** Begin Data listing **
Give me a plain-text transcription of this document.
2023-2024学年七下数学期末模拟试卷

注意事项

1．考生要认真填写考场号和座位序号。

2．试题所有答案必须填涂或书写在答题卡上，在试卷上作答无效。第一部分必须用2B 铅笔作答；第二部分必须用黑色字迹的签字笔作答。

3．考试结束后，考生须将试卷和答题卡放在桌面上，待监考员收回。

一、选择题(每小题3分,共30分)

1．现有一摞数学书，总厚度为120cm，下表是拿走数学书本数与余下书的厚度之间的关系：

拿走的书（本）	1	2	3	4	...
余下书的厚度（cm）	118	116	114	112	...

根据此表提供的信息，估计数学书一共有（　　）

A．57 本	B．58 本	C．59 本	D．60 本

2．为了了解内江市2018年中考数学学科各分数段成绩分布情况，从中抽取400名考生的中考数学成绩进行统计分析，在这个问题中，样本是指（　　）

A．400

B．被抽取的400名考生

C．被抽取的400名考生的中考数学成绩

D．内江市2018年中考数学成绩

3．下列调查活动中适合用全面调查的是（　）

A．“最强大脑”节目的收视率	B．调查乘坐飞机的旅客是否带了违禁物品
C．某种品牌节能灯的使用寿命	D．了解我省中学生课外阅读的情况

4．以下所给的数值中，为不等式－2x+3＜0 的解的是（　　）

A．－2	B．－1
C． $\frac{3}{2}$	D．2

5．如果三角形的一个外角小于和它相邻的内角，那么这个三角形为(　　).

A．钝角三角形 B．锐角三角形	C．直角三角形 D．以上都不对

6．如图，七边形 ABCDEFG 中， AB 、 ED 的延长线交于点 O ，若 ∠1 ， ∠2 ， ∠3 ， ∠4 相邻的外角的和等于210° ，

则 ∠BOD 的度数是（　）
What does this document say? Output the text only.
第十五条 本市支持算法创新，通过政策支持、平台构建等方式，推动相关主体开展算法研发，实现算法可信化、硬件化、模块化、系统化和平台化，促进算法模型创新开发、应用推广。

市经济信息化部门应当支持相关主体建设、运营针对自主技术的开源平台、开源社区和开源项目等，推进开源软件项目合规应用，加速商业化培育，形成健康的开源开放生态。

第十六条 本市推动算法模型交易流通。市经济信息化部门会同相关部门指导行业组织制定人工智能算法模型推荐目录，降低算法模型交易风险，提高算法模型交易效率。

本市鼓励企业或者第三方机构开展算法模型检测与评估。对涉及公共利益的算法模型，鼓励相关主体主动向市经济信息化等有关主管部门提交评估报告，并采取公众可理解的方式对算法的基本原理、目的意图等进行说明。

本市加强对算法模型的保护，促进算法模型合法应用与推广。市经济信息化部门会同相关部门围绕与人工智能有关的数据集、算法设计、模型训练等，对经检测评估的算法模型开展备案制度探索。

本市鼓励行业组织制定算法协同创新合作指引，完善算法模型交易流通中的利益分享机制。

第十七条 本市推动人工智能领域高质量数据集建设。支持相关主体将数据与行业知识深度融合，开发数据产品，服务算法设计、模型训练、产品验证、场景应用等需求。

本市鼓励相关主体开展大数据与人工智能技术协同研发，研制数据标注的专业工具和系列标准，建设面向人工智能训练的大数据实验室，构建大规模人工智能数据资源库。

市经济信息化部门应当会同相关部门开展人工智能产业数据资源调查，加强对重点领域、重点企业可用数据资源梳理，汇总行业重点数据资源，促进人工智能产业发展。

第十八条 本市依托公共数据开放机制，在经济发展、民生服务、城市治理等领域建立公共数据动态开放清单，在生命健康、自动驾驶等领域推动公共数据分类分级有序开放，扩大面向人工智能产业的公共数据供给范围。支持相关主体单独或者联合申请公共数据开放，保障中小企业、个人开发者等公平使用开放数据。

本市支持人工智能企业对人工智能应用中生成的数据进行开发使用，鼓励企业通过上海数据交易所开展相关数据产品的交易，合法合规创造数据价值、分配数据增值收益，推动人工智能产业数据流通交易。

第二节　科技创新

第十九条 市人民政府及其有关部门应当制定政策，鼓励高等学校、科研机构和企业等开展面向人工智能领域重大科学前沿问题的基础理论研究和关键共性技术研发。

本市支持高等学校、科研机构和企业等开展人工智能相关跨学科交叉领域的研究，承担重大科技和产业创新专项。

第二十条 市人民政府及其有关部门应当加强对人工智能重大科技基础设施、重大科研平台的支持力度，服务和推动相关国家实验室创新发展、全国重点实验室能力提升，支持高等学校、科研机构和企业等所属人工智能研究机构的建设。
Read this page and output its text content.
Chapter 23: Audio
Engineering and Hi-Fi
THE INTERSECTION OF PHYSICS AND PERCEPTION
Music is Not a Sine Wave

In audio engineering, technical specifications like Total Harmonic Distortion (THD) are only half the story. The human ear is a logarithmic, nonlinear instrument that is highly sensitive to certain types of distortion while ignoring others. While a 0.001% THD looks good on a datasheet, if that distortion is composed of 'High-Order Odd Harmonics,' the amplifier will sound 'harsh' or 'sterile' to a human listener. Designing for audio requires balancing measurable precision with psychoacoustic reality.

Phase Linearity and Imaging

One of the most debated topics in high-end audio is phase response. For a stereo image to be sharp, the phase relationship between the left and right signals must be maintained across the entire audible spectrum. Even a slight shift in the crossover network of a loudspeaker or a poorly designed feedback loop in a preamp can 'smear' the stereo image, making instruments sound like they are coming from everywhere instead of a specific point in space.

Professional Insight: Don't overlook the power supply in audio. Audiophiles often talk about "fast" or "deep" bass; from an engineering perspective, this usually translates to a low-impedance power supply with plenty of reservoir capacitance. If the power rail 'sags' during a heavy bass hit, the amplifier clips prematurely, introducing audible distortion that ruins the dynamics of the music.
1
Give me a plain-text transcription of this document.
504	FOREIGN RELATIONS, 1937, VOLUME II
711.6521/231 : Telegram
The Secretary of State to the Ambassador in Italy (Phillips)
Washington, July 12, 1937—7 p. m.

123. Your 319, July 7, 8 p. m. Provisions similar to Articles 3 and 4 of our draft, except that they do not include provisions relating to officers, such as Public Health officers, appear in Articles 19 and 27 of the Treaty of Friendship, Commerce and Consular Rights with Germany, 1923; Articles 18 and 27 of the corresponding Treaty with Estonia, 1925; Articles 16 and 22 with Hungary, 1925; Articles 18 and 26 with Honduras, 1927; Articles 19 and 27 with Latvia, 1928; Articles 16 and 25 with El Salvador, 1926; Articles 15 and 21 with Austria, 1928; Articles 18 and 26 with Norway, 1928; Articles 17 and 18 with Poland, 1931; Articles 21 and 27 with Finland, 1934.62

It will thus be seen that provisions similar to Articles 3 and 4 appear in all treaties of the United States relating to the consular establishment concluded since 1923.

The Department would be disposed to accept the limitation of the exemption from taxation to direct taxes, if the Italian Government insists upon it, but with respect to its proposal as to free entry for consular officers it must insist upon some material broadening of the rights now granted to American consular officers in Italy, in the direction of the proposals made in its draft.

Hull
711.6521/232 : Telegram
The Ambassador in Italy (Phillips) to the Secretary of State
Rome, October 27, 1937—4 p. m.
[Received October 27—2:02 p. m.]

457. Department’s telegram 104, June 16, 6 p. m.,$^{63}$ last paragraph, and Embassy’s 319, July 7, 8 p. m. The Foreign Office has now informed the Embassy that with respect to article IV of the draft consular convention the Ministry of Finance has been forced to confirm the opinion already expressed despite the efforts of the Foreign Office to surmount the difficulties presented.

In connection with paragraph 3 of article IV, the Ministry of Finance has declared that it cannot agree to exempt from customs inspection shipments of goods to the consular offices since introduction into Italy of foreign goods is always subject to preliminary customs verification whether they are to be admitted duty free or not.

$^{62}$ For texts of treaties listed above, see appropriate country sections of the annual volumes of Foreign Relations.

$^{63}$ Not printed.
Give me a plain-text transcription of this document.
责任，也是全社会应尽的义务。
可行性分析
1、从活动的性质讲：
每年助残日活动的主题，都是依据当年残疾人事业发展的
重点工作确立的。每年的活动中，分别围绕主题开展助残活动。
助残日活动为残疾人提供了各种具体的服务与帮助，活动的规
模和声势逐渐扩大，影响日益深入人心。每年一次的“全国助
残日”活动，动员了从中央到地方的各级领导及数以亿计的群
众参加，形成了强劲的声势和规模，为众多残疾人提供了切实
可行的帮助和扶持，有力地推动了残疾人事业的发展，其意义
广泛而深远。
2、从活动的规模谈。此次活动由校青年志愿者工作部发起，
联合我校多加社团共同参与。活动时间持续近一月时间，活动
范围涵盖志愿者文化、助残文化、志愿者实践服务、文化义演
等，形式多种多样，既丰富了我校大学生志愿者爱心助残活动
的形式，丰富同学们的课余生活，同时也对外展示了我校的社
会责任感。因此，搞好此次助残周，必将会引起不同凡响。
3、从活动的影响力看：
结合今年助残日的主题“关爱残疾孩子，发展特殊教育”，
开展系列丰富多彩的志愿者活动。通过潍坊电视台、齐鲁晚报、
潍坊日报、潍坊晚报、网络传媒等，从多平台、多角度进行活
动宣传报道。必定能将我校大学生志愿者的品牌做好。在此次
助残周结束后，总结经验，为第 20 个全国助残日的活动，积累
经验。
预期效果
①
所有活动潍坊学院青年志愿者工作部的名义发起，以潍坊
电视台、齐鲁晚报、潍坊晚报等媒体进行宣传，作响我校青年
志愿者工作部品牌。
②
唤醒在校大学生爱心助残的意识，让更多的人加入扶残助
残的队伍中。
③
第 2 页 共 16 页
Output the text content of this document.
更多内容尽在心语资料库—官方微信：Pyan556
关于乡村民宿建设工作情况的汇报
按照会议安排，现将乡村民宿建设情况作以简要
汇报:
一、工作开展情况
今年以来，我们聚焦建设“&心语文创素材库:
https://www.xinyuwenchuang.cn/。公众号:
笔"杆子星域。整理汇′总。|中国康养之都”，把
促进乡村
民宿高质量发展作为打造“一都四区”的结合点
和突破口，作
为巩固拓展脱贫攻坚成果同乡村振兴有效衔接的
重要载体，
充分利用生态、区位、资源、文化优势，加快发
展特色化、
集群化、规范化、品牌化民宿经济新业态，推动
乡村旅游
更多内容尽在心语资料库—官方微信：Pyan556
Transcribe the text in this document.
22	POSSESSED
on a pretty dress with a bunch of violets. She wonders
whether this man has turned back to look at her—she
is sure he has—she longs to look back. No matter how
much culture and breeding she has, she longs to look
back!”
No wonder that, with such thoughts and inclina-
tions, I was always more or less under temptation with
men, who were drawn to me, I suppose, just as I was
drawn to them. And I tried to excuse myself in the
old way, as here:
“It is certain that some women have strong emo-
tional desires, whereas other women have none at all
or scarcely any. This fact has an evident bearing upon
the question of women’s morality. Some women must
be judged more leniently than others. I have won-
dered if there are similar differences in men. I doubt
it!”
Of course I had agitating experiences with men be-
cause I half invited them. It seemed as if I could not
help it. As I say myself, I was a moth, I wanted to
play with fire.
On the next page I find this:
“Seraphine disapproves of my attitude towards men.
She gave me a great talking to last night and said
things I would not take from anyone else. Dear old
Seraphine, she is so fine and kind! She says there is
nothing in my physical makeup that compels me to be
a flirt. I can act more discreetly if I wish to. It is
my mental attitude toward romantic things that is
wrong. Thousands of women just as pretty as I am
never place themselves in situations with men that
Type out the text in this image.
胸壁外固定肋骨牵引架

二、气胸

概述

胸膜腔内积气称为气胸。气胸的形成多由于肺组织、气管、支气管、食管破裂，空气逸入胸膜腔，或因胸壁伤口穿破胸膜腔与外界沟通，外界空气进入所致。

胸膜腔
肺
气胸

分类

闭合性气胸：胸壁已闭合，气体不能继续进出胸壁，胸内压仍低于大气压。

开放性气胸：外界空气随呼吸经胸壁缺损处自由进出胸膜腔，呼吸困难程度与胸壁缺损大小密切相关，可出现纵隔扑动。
** End Data listing **
▸ **Given problem**: Return each line among the entries that holds the word "October".

▸ **Exercise result**:
Rome, October 27, 1937—4 p. m.
[Received October 27—2:02 p. m.]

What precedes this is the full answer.